◆ Required work
Below are entries to be transcribed exactly; exclude the pictures from the copy.
•••
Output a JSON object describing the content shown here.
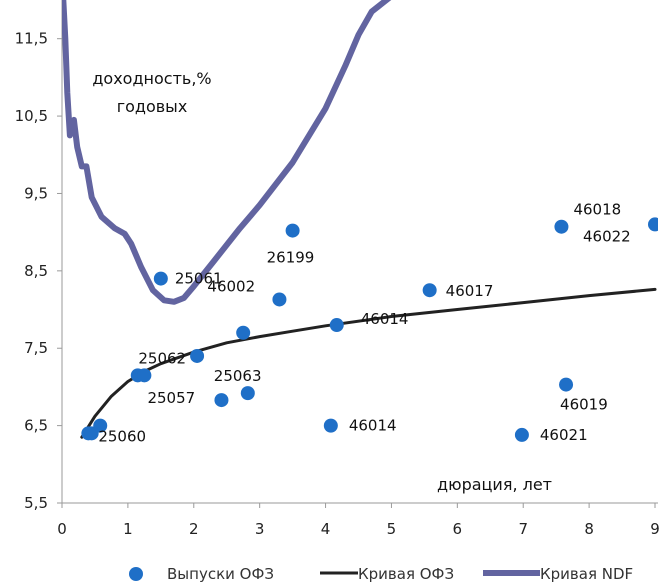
{
  "chart_data": {
    "type": "scatter",
    "xlim": [
      0,
      9
    ],
    "ylim": [
      5.5,
      12.0
    ],
    "x_ticks": [
      "0",
      "1",
      "2",
      "3",
      "4",
      "5",
      "6",
      "7",
      "8",
      "9"
    ],
    "y_ticks": [
      "5,5",
      "6,5",
      "7,5",
      "8,5",
      "9,5",
      "10,5",
      "11,5"
    ],
    "grid": false,
    "annotations": {
      "ylabel_line1": "доходность,%",
      "ylabel_line2": "годовых",
      "xlabel": "дюрация, лет"
    },
    "legend": {
      "placement": "bottom",
      "entries": [
        "Выпуски ОФЗ",
        "Кривая ОФЗ",
        "Кривая NDF"
      ]
    },
    "colors": {
      "points": "#1f6fc7",
      "ofz_curve": "#222222",
      "ndf_curve": "#6264a0"
    },
    "points": [
      {
        "x": 0.4,
        "y": 6.4,
        "label": "25060"
      },
      {
        "x": 0.45,
        "y": 6.4,
        "label": ""
      },
      {
        "x": 0.58,
        "y": 6.5,
        "label": ""
      },
      {
        "x": 1.15,
        "y": 7.15,
        "label": ""
      },
      {
        "x": 1.25,
        "y": 7.15,
        "label": "25062"
      },
      {
        "x": 1.5,
        "y": 8.4,
        "label": "25061"
      },
      {
        "x": 2.05,
        "y": 7.4,
        "label": ""
      },
      {
        "x": 2.42,
        "y": 6.83,
        "label": "25057"
      },
      {
        "x": 2.75,
        "y": 7.7,
        "label": ""
      },
      {
        "x": 2.82,
        "y": 6.92,
        "label": "25063"
      },
      {
        "x": 3.3,
        "y": 8.13,
        "label": "46002"
      },
      {
        "x": 3.5,
        "y": 9.02,
        "label": "26199"
      },
      {
        "x": 4.08,
        "y": 6.5,
        "label": "46014"
      },
      {
        "x": 4.17,
        "y": 7.8,
        "label": "46014"
      },
      {
        "x": 5.58,
        "y": 8.25,
        "label": "46017"
      },
      {
        "x": 6.98,
        "y": 6.38,
        "label": "46021"
      },
      {
        "x": 7.58,
        "y": 9.07,
        "label": "46018"
      },
      {
        "x": 7.65,
        "y": 7.03,
        "label": "46019"
      },
      {
        "x": 9.0,
        "y": 9.1,
        "label": "46022"
      }
    ],
    "ofz_curve": [
      [
        0.3,
        6.35
      ],
      [
        0.5,
        6.62
      ],
      [
        0.75,
        6.88
      ],
      [
        1.0,
        7.07
      ],
      [
        1.25,
        7.2
      ],
      [
        1.5,
        7.3
      ],
      [
        2.0,
        7.45
      ],
      [
        2.5,
        7.57
      ],
      [
        3.0,
        7.65
      ],
      [
        3.5,
        7.72
      ],
      [
        4.0,
        7.79
      ],
      [
        5.0,
        7.91
      ],
      [
        6.0,
        8.0
      ],
      [
        7.0,
        8.09
      ],
      [
        8.0,
        8.18
      ],
      [
        9.0,
        8.26
      ]
    ],
    "ndf_curve": [
      [
        0.02,
        12.0
      ],
      [
        0.05,
        11.5
      ],
      [
        0.08,
        10.8
      ],
      [
        0.12,
        10.25
      ],
      [
        0.18,
        10.45
      ],
      [
        0.23,
        10.1
      ],
      [
        0.3,
        9.85
      ],
      [
        0.37,
        9.85
      ],
      [
        0.45,
        9.45
      ],
      [
        0.6,
        9.2
      ],
      [
        0.8,
        9.05
      ],
      [
        0.95,
        8.98
      ],
      [
        1.05,
        8.85
      ],
      [
        1.2,
        8.55
      ],
      [
        1.38,
        8.25
      ],
      [
        1.55,
        8.12
      ],
      [
        1.7,
        8.1
      ],
      [
        1.85,
        8.15
      ],
      [
        2.0,
        8.3
      ],
      [
        2.3,
        8.62
      ],
      [
        2.7,
        9.05
      ],
      [
        3.0,
        9.35
      ],
      [
        3.5,
        9.9
      ],
      [
        4.0,
        10.6
      ],
      [
        4.3,
        11.15
      ],
      [
        4.5,
        11.55
      ],
      [
        4.7,
        11.85
      ],
      [
        5.0,
        12.05
      ],
      [
        5.5,
        12.15
      ],
      [
        6.0,
        12.15
      ],
      [
        6.5,
        12.12
      ],
      [
        7.0,
        12.1
      ]
    ]
  }
}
•••
◆ Written solution
Output a JSON object describing the content shown here.
{
  "chart_data": {
    "type": "scatter",
    "xlim": [
      0,
      9
    ],
    "ylim": [
      5.5,
      12.0
    ],
    "x_ticks": [
      "0",
      "1",
      "2",
      "3",
      "4",
      "5",
      "6",
      "7",
      "8",
      "9"
    ],
    "y_ticks": [
      "5,5",
      "6,5",
      "7,5",
      "8,5",
      "9,5",
      "10,5",
      "11,5"
    ],
    "grid": false,
    "annotations": {
      "ylabel_line1": "доходность,%",
      "ylabel_line2": "годовых",
      "xlabel": "дюрация, лет"
    },
    "legend": {
      "placement": "bottom",
      "entries": [
        "Выпуски ОФЗ",
        "Кривая ОФЗ",
        "Кривая NDF"
      ]
    },
    "colors": {
      "points": "#1f6fc7",
      "ofz_curve": "#222222",
      "ndf_curve": "#6264a0"
    },
    "points": [
      {
        "x": 0.4,
        "y": 6.4,
        "label": "25060"
      },
      {
        "x": 0.45,
        "y": 6.4,
        "label": ""
      },
      {
        "x": 0.58,
        "y": 6.5,
        "label": ""
      },
      {
        "x": 1.15,
        "y": 7.15,
        "label": ""
      },
      {
        "x": 1.25,
        "y": 7.15,
        "label": "25062"
      },
      {
        "x": 1.5,
        "y": 8.4,
        "label": "25061"
      },
      {
        "x": 2.05,
        "y": 7.4,
        "label": ""
      },
      {
        "x": 2.42,
        "y": 6.83,
        "label": "25057"
      },
      {
        "x": 2.75,
        "y": 7.7,
        "label": ""
      },
      {
        "x": 2.82,
        "y": 6.92,
        "label": "25063"
      },
      {
        "x": 3.3,
        "y": 8.13,
        "label": "46002"
      },
      {
        "x": 3.5,
        "y": 9.02,
        "label": "26199"
      },
      {
        "x": 4.08,
        "y": 6.5,
        "label": "46014"
      },
      {
        "x": 4.17,
        "y": 7.8,
        "label": "46014"
      },
      {
        "x": 5.58,
        "y": 8.25,
        "label": "46017"
      },
      {
        "x": 6.98,
        "y": 6.38,
        "label": "46021"
      },
      {
        "x": 7.58,
        "y": 9.07,
        "label": "46018"
      },
      {
        "x": 7.65,
        "y": 7.03,
        "label": "46019"
      },
      {
        "x": 9.0,
        "y": 9.1,
        "label": "46022"
      }
    ],
    "ofz_curve": [
      [
        0.3,
        6.35
      ],
      [
        0.5,
        6.62
      ],
      [
        0.75,
        6.88
      ],
      [
        1.0,
        7.07
      ],
      [
        1.25,
        7.2
      ],
      [
        1.5,
        7.3
      ],
      [
        2.0,
        7.45
      ],
      [
        2.5,
        7.57
      ],
      [
        3.0,
        7.65
      ],
      [
        3.5,
        7.72
      ],
      [
        4.0,
        7.79
      ],
      [
        5.0,
        7.91
      ],
      [
        6.0,
        8.0
      ],
      [
        7.0,
        8.09
      ],
      [
        8.0,
        8.18
      ],
      [
        9.0,
        8.26
      ]
    ],
    "ndf_curve": [
      [
        0.02,
        12.0
      ],
      [
        0.05,
        11.5
      ],
      [
        0.08,
        10.8
      ],
      [
        0.12,
        10.25
      ],
      [
        0.18,
        10.45
      ],
      [
        0.23,
        10.1
      ],
      [
        0.3,
        9.85
      ],
      [
        0.37,
        9.85
      ],
      [
        0.45,
        9.45
      ],
      [
        0.6,
        9.2
      ],
      [
        0.8,
        9.05
      ],
      [
        0.95,
        8.98
      ],
      [
        1.05,
        8.85
      ],
      [
        1.2,
        8.55
      ],
      [
        1.38,
        8.25
      ],
      [
        1.55,
        8.12
      ],
      [
        1.7,
        8.1
      ],
      [
        1.85,
        8.15
      ],
      [
        2.0,
        8.3
      ],
      [
        2.3,
        8.62
      ],
      [
        2.7,
        9.05
      ],
      [
        3.0,
        9.35
      ],
      [
        3.5,
        9.9
      ],
      [
        4.0,
        10.6
      ],
      [
        4.3,
        11.15
      ],
      [
        4.5,
        11.55
      ],
      [
        4.7,
        11.85
      ],
      [
        5.0,
        12.05
      ],
      [
        5.5,
        12.15
      ],
      [
        6.0,
        12.15
      ],
      [
        6.5,
        12.12
      ],
      [
        7.0,
        12.1
      ]
    ]
  }
}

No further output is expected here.